** Start Entries supplied **

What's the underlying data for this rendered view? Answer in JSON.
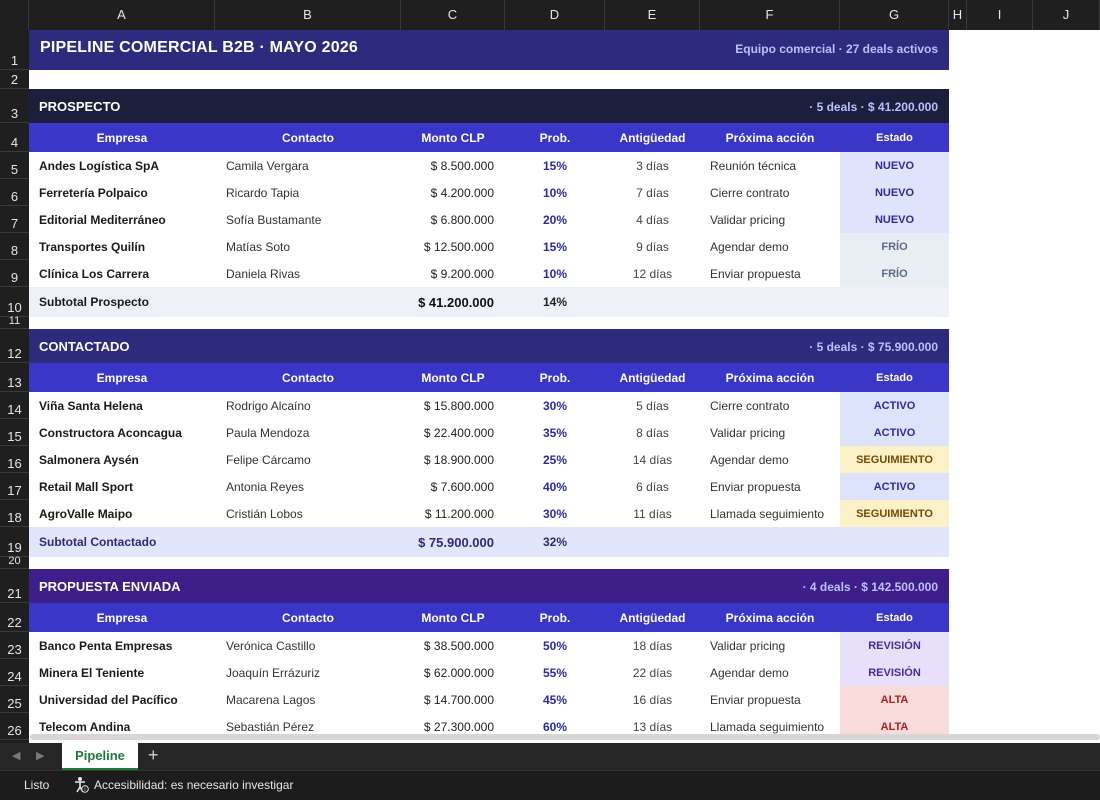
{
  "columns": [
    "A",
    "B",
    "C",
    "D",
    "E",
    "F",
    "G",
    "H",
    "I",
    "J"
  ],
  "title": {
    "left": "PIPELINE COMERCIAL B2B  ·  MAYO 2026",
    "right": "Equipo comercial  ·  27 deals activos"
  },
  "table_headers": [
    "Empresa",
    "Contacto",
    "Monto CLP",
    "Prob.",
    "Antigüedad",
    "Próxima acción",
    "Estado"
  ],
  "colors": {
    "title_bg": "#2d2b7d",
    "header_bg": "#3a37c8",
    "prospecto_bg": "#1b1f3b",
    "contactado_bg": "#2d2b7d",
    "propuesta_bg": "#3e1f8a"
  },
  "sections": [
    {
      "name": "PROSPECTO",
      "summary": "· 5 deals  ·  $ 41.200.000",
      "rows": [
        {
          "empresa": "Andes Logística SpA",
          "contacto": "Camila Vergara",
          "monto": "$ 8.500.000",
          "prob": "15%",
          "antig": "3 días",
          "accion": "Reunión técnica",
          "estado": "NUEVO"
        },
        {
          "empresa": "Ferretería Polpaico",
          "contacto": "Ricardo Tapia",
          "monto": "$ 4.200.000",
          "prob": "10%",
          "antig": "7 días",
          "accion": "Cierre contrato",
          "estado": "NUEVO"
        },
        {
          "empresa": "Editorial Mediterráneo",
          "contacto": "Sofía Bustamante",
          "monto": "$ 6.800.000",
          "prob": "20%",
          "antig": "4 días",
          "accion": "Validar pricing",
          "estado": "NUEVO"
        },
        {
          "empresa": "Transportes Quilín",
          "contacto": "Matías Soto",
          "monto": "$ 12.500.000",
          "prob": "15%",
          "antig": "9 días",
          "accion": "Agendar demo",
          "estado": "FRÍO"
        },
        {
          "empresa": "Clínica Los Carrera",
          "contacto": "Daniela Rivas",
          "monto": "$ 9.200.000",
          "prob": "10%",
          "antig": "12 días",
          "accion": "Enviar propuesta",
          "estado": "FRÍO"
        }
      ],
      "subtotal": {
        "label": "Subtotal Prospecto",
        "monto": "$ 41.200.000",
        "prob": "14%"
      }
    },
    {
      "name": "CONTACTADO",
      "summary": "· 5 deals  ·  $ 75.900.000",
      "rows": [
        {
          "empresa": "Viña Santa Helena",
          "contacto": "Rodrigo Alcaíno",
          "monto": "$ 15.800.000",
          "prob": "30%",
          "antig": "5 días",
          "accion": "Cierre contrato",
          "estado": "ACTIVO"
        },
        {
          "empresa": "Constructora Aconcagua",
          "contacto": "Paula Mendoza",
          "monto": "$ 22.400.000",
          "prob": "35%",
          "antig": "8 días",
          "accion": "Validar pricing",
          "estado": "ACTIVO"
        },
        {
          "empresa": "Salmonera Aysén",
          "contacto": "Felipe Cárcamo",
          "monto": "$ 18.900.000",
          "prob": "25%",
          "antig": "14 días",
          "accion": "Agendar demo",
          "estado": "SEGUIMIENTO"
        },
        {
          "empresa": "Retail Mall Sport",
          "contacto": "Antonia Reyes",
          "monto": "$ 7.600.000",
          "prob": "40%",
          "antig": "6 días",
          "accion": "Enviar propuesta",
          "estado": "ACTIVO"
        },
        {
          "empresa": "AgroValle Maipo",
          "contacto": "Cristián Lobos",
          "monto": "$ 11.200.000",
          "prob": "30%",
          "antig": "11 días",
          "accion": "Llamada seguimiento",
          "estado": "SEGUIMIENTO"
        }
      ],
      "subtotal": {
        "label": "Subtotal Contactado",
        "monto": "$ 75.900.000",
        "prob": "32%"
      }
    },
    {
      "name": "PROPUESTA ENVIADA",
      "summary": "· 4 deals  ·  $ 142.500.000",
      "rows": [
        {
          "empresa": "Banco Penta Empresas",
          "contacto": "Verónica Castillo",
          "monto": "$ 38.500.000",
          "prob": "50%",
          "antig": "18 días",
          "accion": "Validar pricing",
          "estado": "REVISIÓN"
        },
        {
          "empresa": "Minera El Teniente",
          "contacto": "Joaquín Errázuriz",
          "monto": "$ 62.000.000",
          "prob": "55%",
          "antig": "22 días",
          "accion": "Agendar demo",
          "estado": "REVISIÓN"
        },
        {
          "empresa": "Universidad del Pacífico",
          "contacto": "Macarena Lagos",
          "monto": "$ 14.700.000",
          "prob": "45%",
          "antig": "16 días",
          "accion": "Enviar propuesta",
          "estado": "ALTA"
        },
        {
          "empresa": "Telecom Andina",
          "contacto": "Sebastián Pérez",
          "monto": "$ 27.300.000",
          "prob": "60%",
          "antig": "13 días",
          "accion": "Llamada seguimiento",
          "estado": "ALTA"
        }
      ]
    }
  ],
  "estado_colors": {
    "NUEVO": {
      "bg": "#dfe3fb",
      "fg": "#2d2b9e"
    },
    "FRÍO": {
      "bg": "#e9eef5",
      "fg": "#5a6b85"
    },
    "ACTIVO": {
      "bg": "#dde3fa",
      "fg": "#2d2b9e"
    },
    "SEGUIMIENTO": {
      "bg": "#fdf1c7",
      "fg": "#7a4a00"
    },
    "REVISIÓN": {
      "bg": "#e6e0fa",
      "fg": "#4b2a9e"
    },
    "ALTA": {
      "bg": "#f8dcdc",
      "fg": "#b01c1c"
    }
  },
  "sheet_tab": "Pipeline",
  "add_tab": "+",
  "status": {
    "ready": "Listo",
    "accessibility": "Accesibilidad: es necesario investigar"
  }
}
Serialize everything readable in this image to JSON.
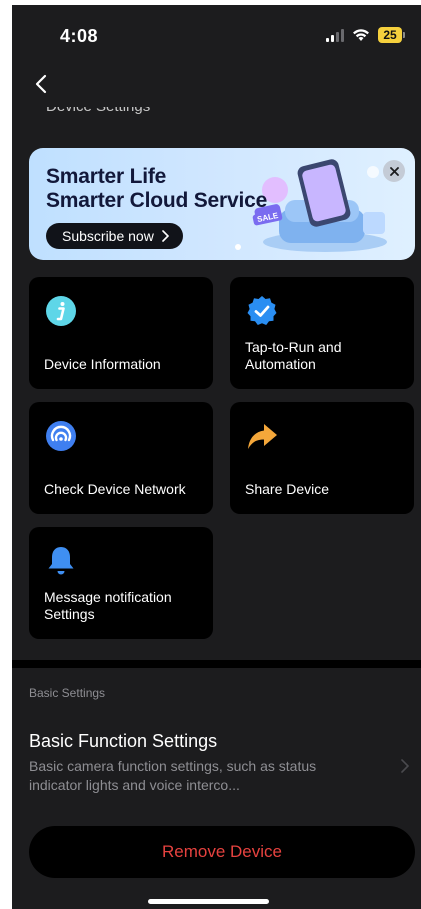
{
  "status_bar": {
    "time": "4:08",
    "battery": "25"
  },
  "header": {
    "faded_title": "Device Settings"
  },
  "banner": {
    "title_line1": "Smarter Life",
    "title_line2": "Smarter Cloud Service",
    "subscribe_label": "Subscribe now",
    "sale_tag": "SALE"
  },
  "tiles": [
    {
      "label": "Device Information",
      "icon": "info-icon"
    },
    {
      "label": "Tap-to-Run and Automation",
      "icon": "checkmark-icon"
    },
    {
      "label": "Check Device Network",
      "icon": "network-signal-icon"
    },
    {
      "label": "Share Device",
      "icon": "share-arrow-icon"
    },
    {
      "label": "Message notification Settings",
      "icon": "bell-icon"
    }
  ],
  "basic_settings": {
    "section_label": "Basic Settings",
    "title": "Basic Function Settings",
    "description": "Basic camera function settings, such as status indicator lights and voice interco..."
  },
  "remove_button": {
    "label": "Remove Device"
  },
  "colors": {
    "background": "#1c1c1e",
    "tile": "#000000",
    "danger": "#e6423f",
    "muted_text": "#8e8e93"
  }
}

** End Entries supplied **

**Aim of the task**. The records above must be printed exactly; the pictures stay out.

**Answer for the task**.
What's the underlying data for this rendered view? Answer in JSON.
{
  "columns": [
    "A",
    "B",
    "C",
    "D",
    "E",
    "F",
    "G",
    "H",
    "I",
    "J"
  ],
  "title": {
    "left": "PIPELINE COMERCIAL B2B  ·  MAYO 2026",
    "right": "Equipo comercial  ·  27 deals activos"
  },
  "table_headers": [
    "Empresa",
    "Contacto",
    "Monto CLP",
    "Prob.",
    "Antigüedad",
    "Próxima acción",
    "Estado"
  ],
  "colors": {
    "title_bg": "#2d2b7d",
    "header_bg": "#3a37c8",
    "prospecto_bg": "#1b1f3b",
    "contactado_bg": "#2d2b7d",
    "propuesta_bg": "#3e1f8a"
  },
  "sections": [
    {
      "name": "PROSPECTO",
      "summary": "· 5 deals  ·  $ 41.200.000",
      "rows": [
        {
          "empresa": "Andes Logística SpA",
          "contacto": "Camila Vergara",
          "monto": "$ 8.500.000",
          "prob": "15%",
          "antig": "3 días",
          "accion": "Reunión técnica",
          "estado": "NUEVO"
        },
        {
          "empresa": "Ferretería Polpaico",
          "contacto": "Ricardo Tapia",
          "monto": "$ 4.200.000",
          "prob": "10%",
          "antig": "7 días",
          "accion": "Cierre contrato",
          "estado": "NUEVO"
        },
        {
          "empresa": "Editorial Mediterráneo",
          "contacto": "Sofía Bustamante",
          "monto": "$ 6.800.000",
          "prob": "20%",
          "antig": "4 días",
          "accion": "Validar pricing",
          "estado": "NUEVO"
        },
        {
          "empresa": "Transportes Quilín",
          "contacto": "Matías Soto",
          "monto": "$ 12.500.000",
          "prob": "15%",
          "antig": "9 días",
          "accion": "Agendar demo",
          "estado": "FRÍO"
        },
        {
          "empresa": "Clínica Los Carrera",
          "contacto": "Daniela Rivas",
          "monto": "$ 9.200.000",
          "prob": "10%",
          "antig": "12 días",
          "accion": "Enviar propuesta",
          "estado": "FRÍO"
        }
      ],
      "subtotal": {
        "label": "Subtotal Prospecto",
        "monto": "$ 41.200.000",
        "prob": "14%"
      }
    },
    {
      "name": "CONTACTADO",
      "summary": "· 5 deals  ·  $ 75.900.000",
      "rows": [
        {
          "empresa": "Viña Santa Helena",
          "contacto": "Rodrigo Alcaíno",
          "monto": "$ 15.800.000",
          "prob": "30%",
          "antig": "5 días",
          "accion": "Cierre contrato",
          "estado": "ACTIVO"
        },
        {
          "empresa": "Constructora Aconcagua",
          "contacto": "Paula Mendoza",
          "monto": "$ 22.400.000",
          "prob": "35%",
          "antig": "8 días",
          "accion": "Validar pricing",
          "estado": "ACTIVO"
        },
        {
          "empresa": "Salmonera Aysén",
          "contacto": "Felipe Cárcamo",
          "monto": "$ 18.900.000",
          "prob": "25%",
          "antig": "14 días",
          "accion": "Agendar demo",
          "estado": "SEGUIMIENTO"
        },
        {
          "empresa": "Retail Mall Sport",
          "contacto": "Antonia Reyes",
          "monto": "$ 7.600.000",
          "prob": "40%",
          "antig": "6 días",
          "accion": "Enviar propuesta",
          "estado": "ACTIVO"
        },
        {
          "empresa": "AgroValle Maipo",
          "contacto": "Cristián Lobos",
          "monto": "$ 11.200.000",
          "prob": "30%",
          "antig": "11 días",
          "accion": "Llamada seguimiento",
          "estado": "SEGUIMIENTO"
        }
      ],
      "subtotal": {
        "label": "Subtotal Contactado",
        "monto": "$ 75.900.000",
        "prob": "32%"
      }
    },
    {
      "name": "PROPUESTA ENVIADA",
      "summary": "· 4 deals  ·  $ 142.500.000",
      "rows": [
        {
          "empresa": "Banco Penta Empresas",
          "contacto": "Verónica Castillo",
          "monto": "$ 38.500.000",
          "prob": "50%",
          "antig": "18 días",
          "accion": "Validar pricing",
          "estado": "REVISIÓN"
        },
        {
          "empresa": "Minera El Teniente",
          "contacto": "Joaquín Errázuriz",
          "monto": "$ 62.000.000",
          "prob": "55%",
          "antig": "22 días",
          "accion": "Agendar demo",
          "estado": "REVISIÓN"
        },
        {
          "empresa": "Universidad del Pacífico",
          "contacto": "Macarena Lagos",
          "monto": "$ 14.700.000",
          "prob": "45%",
          "antig": "16 días",
          "accion": "Enviar propuesta",
          "estado": "ALTA"
        },
        {
          "empresa": "Telecom Andina",
          "contacto": "Sebastián Pérez",
          "monto": "$ 27.300.000",
          "prob": "60%",
          "antig": "13 días",
          "accion": "Llamada seguimiento",
          "estado": "ALTA"
        }
      ]
    }
  ],
  "estado_colors": {
    "NUEVO": {
      "bg": "#dfe3fb",
      "fg": "#2d2b9e"
    },
    "FRÍO": {
      "bg": "#e9eef5",
      "fg": "#5a6b85"
    },
    "ACTIVO": {
      "bg": "#dde3fa",
      "fg": "#2d2b9e"
    },
    "SEGUIMIENTO": {
      "bg": "#fdf1c7",
      "fg": "#7a4a00"
    },
    "REVISIÓN": {
      "bg": "#e6e0fa",
      "fg": "#4b2a9e"
    },
    "ALTA": {
      "bg": "#f8dcdc",
      "fg": "#b01c1c"
    }
  },
  "sheet_tab": "Pipeline",
  "add_tab": "+",
  "status": {
    "ready": "Listo",
    "accessibility": "Accesibilidad: es necesario investigar"
  }
}
Serialize everything readable in this image to JSON.
{
  "status_bar": {
    "time": "4:08",
    "battery": "25"
  },
  "header": {
    "faded_title": "Device Settings"
  },
  "banner": {
    "title_line1": "Smarter Life",
    "title_line2": "Smarter Cloud Service",
    "subscribe_label": "Subscribe now",
    "sale_tag": "SALE"
  },
  "tiles": [
    {
      "label": "Device Information",
      "icon": "info-icon"
    },
    {
      "label": "Tap-to-Run and Automation",
      "icon": "checkmark-icon"
    },
    {
      "label": "Check Device Network",
      "icon": "network-signal-icon"
    },
    {
      "label": "Share Device",
      "icon": "share-arrow-icon"
    },
    {
      "label": "Message notification Settings",
      "icon": "bell-icon"
    }
  ],
  "basic_settings": {
    "section_label": "Basic Settings",
    "title": "Basic Function Settings",
    "description": "Basic camera function settings, such as status indicator lights and voice interco..."
  },
  "remove_button": {
    "label": "Remove Device"
  },
  "colors": {
    "background": "#1c1c1e",
    "tile": "#000000",
    "danger": "#e6423f",
    "muted_text": "#8e8e93"
  }
}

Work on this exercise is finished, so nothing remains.